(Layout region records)
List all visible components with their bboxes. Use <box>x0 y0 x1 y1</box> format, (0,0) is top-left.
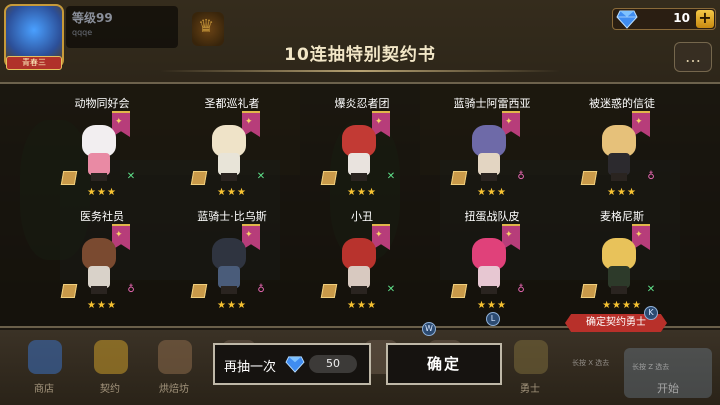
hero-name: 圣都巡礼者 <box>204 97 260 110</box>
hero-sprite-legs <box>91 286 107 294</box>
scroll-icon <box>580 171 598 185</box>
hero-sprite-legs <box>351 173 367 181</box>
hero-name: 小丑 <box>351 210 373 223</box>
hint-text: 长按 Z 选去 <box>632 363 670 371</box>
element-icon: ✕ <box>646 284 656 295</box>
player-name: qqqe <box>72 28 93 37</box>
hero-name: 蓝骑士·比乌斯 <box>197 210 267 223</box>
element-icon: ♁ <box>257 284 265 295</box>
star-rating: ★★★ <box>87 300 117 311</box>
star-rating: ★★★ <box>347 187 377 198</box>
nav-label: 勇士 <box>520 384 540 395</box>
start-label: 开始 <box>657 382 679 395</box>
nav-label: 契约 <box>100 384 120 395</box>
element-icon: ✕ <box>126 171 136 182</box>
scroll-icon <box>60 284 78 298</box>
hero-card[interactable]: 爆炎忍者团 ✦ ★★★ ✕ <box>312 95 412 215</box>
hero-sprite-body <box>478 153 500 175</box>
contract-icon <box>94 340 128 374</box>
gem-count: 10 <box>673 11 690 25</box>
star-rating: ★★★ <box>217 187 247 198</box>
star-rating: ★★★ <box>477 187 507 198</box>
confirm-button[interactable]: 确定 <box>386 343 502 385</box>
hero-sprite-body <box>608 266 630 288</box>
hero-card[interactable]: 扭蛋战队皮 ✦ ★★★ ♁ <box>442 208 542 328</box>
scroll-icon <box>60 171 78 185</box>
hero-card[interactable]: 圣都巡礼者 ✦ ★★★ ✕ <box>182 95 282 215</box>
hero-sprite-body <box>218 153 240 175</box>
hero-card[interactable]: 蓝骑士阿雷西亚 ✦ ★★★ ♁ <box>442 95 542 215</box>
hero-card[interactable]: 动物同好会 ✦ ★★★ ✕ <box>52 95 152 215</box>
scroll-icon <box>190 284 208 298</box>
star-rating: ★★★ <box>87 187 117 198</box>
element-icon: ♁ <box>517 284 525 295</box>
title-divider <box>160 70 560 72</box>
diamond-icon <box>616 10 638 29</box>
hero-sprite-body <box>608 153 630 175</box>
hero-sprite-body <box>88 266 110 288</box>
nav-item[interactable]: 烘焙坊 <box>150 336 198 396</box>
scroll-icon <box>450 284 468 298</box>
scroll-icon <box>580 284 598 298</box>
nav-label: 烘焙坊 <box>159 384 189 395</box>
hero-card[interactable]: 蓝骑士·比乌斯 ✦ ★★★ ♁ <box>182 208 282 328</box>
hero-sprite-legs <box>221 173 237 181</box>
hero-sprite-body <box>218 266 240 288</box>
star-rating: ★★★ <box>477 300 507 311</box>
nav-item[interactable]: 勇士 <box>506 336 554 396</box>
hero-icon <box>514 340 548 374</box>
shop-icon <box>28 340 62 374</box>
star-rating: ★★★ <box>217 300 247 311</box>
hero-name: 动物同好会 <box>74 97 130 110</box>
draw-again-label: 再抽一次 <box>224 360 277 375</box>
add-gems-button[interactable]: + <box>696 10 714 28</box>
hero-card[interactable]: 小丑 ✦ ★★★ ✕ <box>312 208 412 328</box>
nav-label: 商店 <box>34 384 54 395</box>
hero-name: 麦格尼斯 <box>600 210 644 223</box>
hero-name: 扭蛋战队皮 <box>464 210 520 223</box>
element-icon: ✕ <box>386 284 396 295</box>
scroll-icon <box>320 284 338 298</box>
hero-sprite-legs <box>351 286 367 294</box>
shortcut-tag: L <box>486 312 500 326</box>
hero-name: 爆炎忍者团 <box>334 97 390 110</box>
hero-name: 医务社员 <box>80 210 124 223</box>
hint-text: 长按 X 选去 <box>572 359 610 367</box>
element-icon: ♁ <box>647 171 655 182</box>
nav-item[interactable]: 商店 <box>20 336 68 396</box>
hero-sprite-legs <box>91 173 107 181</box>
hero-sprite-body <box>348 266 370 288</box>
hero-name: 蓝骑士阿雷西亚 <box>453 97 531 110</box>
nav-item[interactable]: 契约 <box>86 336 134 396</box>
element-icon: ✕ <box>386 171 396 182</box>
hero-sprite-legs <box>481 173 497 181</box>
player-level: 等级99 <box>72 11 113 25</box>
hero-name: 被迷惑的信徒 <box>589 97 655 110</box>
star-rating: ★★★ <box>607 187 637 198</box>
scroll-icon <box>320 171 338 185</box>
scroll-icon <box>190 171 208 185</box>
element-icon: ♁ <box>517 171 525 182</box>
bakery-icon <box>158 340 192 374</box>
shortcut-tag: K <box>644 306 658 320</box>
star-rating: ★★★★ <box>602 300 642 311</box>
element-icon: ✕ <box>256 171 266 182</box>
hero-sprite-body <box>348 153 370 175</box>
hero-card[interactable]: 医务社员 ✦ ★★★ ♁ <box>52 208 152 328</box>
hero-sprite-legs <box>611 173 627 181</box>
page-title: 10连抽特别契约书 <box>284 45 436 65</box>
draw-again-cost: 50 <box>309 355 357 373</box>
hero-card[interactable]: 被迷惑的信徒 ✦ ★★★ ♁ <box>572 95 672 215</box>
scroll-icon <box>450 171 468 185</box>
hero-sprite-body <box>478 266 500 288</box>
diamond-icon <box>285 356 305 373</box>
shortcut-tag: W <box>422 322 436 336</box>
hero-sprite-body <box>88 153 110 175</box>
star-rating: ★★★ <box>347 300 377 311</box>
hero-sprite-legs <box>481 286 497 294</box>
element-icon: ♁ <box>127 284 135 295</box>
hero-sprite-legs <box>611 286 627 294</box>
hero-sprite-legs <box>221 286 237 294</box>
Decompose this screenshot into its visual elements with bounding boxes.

...

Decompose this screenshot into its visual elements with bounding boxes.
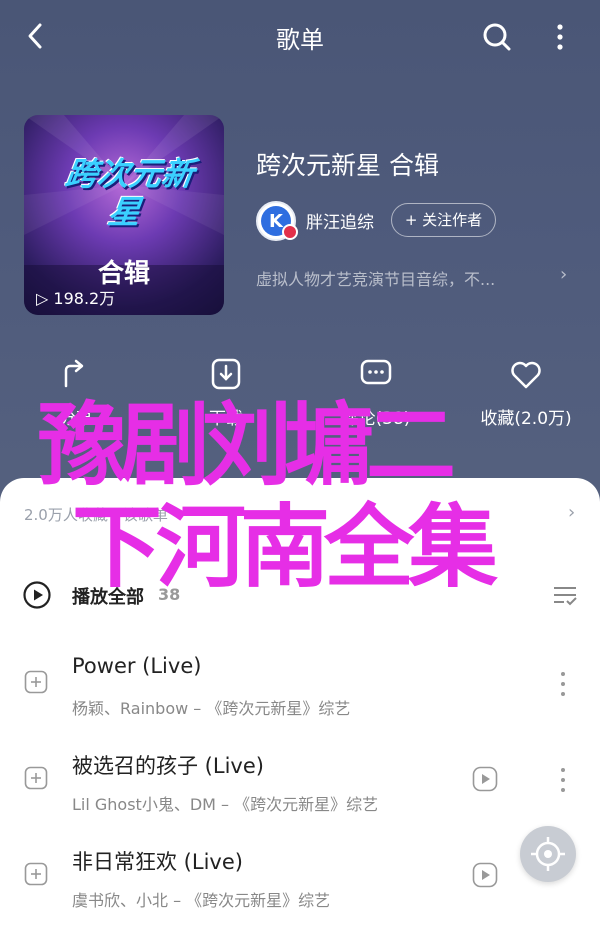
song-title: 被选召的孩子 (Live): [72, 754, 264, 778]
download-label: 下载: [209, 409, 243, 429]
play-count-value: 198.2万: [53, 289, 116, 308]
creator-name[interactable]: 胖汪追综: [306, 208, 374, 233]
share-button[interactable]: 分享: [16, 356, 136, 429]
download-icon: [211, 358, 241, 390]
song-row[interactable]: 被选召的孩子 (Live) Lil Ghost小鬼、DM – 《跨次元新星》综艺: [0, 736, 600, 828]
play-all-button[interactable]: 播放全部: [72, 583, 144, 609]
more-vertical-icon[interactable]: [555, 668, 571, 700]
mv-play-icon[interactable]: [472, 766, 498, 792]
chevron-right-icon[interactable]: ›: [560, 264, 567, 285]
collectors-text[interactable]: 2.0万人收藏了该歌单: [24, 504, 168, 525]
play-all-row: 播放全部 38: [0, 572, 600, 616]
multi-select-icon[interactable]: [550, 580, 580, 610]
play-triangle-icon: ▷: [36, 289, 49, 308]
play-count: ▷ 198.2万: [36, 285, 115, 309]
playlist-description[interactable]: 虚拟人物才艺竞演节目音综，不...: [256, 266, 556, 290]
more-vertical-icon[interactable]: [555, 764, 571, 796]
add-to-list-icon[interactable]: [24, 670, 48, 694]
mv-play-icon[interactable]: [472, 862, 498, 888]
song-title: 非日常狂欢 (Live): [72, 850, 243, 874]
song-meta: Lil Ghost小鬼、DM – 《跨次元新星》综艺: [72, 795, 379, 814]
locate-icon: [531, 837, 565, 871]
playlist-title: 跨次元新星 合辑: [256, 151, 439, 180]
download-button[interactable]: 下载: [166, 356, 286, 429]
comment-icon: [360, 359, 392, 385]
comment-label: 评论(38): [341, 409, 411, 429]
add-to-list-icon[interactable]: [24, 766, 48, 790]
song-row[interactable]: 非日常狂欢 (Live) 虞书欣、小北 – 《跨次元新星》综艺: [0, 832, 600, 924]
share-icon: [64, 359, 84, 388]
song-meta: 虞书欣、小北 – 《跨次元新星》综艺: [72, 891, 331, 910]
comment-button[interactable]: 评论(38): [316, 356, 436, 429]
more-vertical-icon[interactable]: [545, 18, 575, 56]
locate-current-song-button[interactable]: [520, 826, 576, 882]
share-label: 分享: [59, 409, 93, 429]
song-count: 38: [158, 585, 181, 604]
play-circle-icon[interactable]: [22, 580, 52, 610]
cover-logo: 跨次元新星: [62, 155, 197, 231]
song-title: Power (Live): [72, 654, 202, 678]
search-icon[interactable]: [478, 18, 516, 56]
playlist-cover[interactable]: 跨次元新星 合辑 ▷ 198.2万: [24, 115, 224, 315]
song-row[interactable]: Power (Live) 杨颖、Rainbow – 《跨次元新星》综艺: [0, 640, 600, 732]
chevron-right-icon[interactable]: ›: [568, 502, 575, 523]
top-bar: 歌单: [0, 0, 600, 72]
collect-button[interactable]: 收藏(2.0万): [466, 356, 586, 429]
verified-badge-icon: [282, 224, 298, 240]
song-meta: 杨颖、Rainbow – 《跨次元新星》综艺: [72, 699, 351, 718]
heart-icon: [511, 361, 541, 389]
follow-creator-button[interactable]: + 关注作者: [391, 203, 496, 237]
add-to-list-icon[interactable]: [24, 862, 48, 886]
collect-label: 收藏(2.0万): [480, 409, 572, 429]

* * *

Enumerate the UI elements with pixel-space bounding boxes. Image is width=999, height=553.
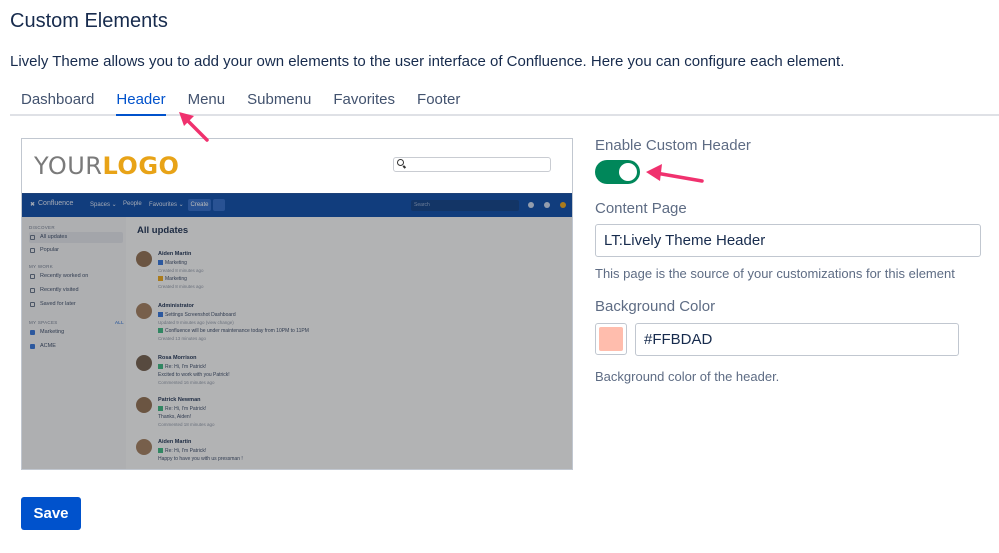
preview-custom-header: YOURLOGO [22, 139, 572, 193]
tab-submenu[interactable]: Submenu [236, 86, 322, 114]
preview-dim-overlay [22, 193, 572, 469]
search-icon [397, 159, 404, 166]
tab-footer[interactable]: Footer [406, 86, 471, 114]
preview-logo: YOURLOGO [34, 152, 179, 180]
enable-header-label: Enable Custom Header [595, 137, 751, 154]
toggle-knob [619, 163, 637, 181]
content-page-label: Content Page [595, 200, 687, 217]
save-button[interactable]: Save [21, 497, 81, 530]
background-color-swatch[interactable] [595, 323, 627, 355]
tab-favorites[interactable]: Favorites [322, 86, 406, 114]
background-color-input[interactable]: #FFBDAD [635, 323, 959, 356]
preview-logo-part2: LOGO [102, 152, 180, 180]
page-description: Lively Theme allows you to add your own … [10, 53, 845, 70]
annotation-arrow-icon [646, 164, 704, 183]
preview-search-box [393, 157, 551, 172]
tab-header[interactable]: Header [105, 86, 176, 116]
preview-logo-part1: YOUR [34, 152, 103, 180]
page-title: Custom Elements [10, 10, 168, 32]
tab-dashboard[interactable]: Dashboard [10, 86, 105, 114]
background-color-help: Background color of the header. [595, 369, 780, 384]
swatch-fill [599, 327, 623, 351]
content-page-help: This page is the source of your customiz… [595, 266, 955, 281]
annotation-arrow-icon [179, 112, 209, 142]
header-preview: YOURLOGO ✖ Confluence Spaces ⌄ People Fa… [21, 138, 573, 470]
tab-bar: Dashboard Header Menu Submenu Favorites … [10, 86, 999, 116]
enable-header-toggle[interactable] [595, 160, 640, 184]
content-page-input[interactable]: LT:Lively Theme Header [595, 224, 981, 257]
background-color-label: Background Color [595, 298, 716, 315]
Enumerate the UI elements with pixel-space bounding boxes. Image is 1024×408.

• **Task directions**: Write out the rows again, starting at the line that contains "hero-name: 圣都巡礼者 <box>204 97 260 110</box>" and stopping after the line that contains "scroll-icon <box>60 284 78 298</box>", and switch each "element-icon" to "symbol-icon" while leaving everything else unchanged.

• **Full solution**:
hero-name: 圣都巡礼者 <box>204 97 260 110</box>
hero-sprite-legs <box>91 286 107 294</box>
scroll-icon <box>580 171 598 185</box>
hero-sprite-legs <box>351 173 367 181</box>
hero-name: 小丑 <box>351 210 373 223</box>
hint-text: 长按 Z 选去 <box>632 363 670 371</box>
symbol-icon: ✕ <box>646 284 656 295</box>
player-name: qqqe <box>72 28 93 37</box>
hero-name: 蓝骑士·比乌斯 <box>197 210 267 223</box>
symbol-icon: ♁ <box>257 284 265 295</box>
star-rating: ★★★ <box>87 300 117 311</box>
star-rating: ★★★ <box>347 187 377 198</box>
nav-label: 勇士 <box>520 384 540 395</box>
start-label: 开始 <box>657 382 679 395</box>
nav-label: 契约 <box>100 384 120 395</box>
symbol-icon: ✕ <box>126 171 136 182</box>
scroll-icon <box>60 284 78 298</box>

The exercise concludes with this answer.